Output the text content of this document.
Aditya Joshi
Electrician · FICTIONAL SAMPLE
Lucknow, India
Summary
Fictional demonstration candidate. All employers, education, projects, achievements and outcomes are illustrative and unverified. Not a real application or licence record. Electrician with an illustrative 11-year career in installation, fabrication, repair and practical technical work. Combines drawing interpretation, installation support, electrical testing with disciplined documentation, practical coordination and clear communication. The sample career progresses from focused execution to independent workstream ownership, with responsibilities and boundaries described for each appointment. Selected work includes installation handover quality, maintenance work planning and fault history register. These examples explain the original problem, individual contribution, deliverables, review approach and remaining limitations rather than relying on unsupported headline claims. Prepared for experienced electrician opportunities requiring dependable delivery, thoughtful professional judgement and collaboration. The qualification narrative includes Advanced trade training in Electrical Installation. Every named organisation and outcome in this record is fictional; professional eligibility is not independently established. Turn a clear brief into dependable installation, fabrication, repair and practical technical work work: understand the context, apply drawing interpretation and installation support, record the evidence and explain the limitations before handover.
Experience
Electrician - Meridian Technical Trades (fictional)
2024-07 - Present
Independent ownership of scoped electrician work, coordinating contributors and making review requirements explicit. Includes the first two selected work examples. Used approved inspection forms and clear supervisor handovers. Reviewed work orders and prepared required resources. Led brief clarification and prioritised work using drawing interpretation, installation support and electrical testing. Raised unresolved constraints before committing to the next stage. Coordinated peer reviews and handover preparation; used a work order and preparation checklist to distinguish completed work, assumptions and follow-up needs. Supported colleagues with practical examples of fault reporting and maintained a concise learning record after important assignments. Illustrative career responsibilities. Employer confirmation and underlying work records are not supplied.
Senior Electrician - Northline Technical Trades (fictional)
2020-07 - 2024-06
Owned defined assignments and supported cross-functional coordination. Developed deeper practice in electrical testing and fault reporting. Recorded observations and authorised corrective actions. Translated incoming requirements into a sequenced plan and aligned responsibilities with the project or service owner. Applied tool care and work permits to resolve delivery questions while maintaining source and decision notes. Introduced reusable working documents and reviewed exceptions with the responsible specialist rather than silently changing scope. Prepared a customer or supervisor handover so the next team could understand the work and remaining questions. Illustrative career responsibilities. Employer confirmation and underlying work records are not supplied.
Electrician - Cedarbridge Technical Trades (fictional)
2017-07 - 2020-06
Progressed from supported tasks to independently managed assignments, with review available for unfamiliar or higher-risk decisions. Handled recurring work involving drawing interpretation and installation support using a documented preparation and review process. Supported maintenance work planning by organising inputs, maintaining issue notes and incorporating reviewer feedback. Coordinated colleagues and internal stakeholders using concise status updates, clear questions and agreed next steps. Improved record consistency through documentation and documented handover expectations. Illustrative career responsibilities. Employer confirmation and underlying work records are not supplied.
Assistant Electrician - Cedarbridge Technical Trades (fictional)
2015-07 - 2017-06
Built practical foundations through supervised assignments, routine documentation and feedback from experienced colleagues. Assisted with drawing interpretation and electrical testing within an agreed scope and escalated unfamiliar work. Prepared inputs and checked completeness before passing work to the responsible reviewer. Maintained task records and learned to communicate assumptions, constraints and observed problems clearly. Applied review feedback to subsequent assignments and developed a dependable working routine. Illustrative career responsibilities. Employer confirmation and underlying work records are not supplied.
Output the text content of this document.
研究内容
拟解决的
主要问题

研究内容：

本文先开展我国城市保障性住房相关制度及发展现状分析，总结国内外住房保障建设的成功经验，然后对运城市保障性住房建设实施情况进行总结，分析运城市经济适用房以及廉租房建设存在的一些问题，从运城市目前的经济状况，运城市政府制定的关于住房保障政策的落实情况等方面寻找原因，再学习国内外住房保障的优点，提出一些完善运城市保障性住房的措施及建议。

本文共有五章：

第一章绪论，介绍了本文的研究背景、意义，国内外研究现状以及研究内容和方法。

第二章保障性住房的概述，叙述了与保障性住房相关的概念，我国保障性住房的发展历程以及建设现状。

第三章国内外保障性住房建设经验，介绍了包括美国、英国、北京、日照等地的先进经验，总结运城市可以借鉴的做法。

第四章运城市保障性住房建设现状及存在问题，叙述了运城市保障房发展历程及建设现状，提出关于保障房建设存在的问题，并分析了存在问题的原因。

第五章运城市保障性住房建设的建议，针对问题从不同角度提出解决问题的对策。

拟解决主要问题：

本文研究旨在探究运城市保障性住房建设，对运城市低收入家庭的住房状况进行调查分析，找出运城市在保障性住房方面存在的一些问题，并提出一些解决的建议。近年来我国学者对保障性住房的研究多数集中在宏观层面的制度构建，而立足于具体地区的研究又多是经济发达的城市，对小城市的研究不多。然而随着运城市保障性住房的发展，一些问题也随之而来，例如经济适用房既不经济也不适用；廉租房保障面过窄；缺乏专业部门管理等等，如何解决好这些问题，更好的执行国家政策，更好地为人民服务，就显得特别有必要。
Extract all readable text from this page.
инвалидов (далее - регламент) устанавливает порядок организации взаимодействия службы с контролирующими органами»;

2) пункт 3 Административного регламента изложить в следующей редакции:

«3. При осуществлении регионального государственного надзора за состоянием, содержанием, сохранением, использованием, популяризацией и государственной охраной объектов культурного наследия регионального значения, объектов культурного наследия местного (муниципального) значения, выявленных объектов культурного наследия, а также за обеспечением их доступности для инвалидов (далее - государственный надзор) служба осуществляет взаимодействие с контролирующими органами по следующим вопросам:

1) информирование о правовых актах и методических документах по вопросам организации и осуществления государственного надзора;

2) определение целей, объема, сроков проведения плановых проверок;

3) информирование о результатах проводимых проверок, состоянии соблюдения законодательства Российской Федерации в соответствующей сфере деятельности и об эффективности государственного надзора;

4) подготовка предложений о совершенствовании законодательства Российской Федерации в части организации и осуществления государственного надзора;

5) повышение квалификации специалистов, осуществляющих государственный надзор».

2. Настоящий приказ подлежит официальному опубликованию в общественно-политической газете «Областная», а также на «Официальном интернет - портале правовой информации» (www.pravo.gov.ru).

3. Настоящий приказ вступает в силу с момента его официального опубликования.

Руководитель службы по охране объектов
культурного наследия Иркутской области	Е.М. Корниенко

=====

**What needs to be done**
Give the records above again, word for word.

**Response to the task**
Output the text content of this document.
Aditya Joshi
Electrician · FICTIONAL SAMPLE
Lucknow, India
Summary
Fictional demonstration candidate. All employers, education, projects, achievements and outcomes are illustrative and unverified. Not a real application or licence record. Electrician with an illustrative 11-year career in installation, fabrication, repair and practical technical work. Combines drawing interpretation, installation support, electrical testing with disciplined documentation, practical coordination and clear communication. The sample career progresses from focused execution to independent workstream ownership, with responsibilities and boundaries described for each appointment. Selected work includes installation handover quality, maintenance work planning and fault history register. These examples explain the original problem, individual contribution, deliverables, review approach and remaining limitations rather than relying on unsupported headline claims. Prepared for experienced electrician opportunities requiring dependable delivery, thoughtful professional judgement and collaboration. The qualification narrative includes Advanced trade training in Electrical Installation. Every named organisation and outcome in this record is fictional; professional eligibility is not independently established. Turn a clear brief into dependable installation, fabrication, repair and practical technical work work: understand the context, apply drawing interpretation and installation support, record the evidence and explain the limitations before handover.
Experience
Electrician - Meridian Technical Trades (fictional)
2024-07 - Present
Independent ownership of scoped electrician work, coordinating contributors and making review requirements explicit. Includes the first two selected work examples. Used approved inspection forms and clear supervisor handovers. Reviewed work orders and prepared required resources. Led brief clarification and prioritised work using drawing interpretation, installation support and electrical testing. Raised unresolved constraints before committing to the next stage. Coordinated peer reviews and handover preparation; used a work order and preparation checklist to distinguish completed work, assumptions and follow-up needs. Supported colleagues with practical examples of fault reporting and maintained a concise learning record after important assignments. Illustrative career responsibilities. Employer confirmation and underlying work records are not supplied.
Senior Electrician - Northline Technical Trades (fictional)
2020-07 - 2024-06
Owned defined assignments and supported cross-functional coordination. Developed deeper practice in electrical testing and fault reporting. Recorded observations and authorised corrective actions. Translated incoming requirements into a sequenced plan and aligned responsibilities with the project or service owner. Applied tool care and work permits to resolve delivery questions while maintaining source and decision notes. Introduced reusable working documents and reviewed exceptions with the responsible specialist rather than silently changing scope. Prepared a customer or supervisor handover so the next team could understand the work and remaining questions. Illustrative career responsibilities. Employer confirmation and underlying work records are not supplied.
Electrician - Cedarbridge Technical Trades (fictional)
2017-07 - 2020-06
Progressed from supported tasks to independently managed assignments, with review available for unfamiliar or higher-risk decisions. Handled recurring work involving drawing interpretation and installation support using a documented preparation and review process. Supported maintenance work planning by organising inputs, maintaining issue notes and incorporating reviewer feedback. Coordinated colleagues and internal stakeholders using concise status updates, clear questions and agreed next steps. Improved record consistency through documentation and documented handover expectations. Illustrative career responsibilities. Employer confirmation and underlying work records are not supplied.
Assistant Electrician - Cedarbridge Technical Trades (fictional)
2015-07 - 2017-06
Built practical foundations through supervised assignments, routine documentation and feedback from experienced colleagues. Assisted with drawing interpretation and electrical testing within an agreed scope and escalated unfamiliar work. Prepared inputs and checked completeness before passing work to the responsible reviewer. Maintained task records and learned to communicate assumptions, constraints and observed problems clearly. Applied review feedback to subsequent assignments and developed a dependable working routine. Illustrative career responsibilities. Employer confirmation and underlying work records are not supplied.
Output the text content of this document.
研究内容
拟解决的
主要问题

研究内容：

本文先开展我国城市保障性住房相关制度及发展现状分析，总结国内外住房保障建设的成功经验，然后对运城市保障性住房建设实施情况进行总结，分析运城市经济适用房以及廉租房建设存在的一些问题，从运城市目前的经济状况，运城市政府制定的关于住房保障政策的落实情况等方面寻找原因，再学习国内外住房保障的优点，提出一些完善运城市保障性住房的措施及建议。

本文共有五章：

第一章绪论，介绍了本文的研究背景、意义，国内外研究现状以及研究内容和方法。

第二章保障性住房的概述，叙述了与保障性住房相关的概念，我国保障性住房的发展历程以及建设现状。

第三章国内外保障性住房建设经验，介绍了包括美国、英国、北京、日照等地的先进经验，总结运城市可以借鉴的做法。

第四章运城市保障性住房建设现状及存在问题，叙述了运城市保障房发展历程及建设现状，提出关于保障房建设存在的问题，并分析了存在问题的原因。

第五章运城市保障性住房建设的建议，针对问题从不同角度提出解决问题的对策。

拟解决主要问题：

本文研究旨在探究运城市保障性住房建设，对运城市低收入家庭的住房状况进行调查分析，找出运城市在保障性住房方面存在的一些问题，并提出一些解决的建议。近年来我国学者对保障性住房的研究多数集中在宏观层面的制度构建，而立足于具体地区的研究又多是经济发达的城市，对小城市的研究不多。然而随着运城市保障性住房的发展，一些问题也随之而来，例如经济适用房既不经济也不适用；廉租房保障面过窄；缺乏专业部门管理等等，如何解决好这些问题，更好的执行国家政策，更好地为人民服务，就显得特别有必要。
Extract all readable text from this page.
инвалидов (далее - регламент) устанавливает порядок организации взаимодействия службы с контролирующими органами»;

2) пункт 3 Административного регламента изложить в следующей редакции:

«3. При осуществлении регионального государственного надзора за состоянием, содержанием, сохранением, использованием, популяризацией и государственной охраной объектов культурного наследия регионального значения, объектов культурного наследия местного (муниципального) значения, выявленных объектов культурного наследия, а также за обеспечением их доступности для инвалидов (далее - государственный надзор) служба осуществляет взаимодействие с контролирующими органами по следующим вопросам:

1) информирование о правовых актах и методических документах по вопросам организации и осуществления государственного надзора;

2) определение целей, объема, сроков проведения плановых проверок;

3) информирование о результатах проводимых проверок, состоянии соблюдения законодательства Российской Федерации в соответствующей сфере деятельности и об эффективности государственного надзора;

4) подготовка предложений о совершенствовании законодательства Российской Федерации в части организации и осуществления государственного надзора;

5) повышение квалификации специалистов, осуществляющих государственный надзор».

2. Настоящий приказ подлежит официальному опубликованию в общественно-политической газете «Областная», а также на «Официальном интернет - портале правовой информации» (www.pravo.gov.ru).

3. Настоящий приказ вступает в силу с момента его официального опубликования.

Руководитель службы по охране объектов
культурного наследия Иркутской области	Е.М. Корниенко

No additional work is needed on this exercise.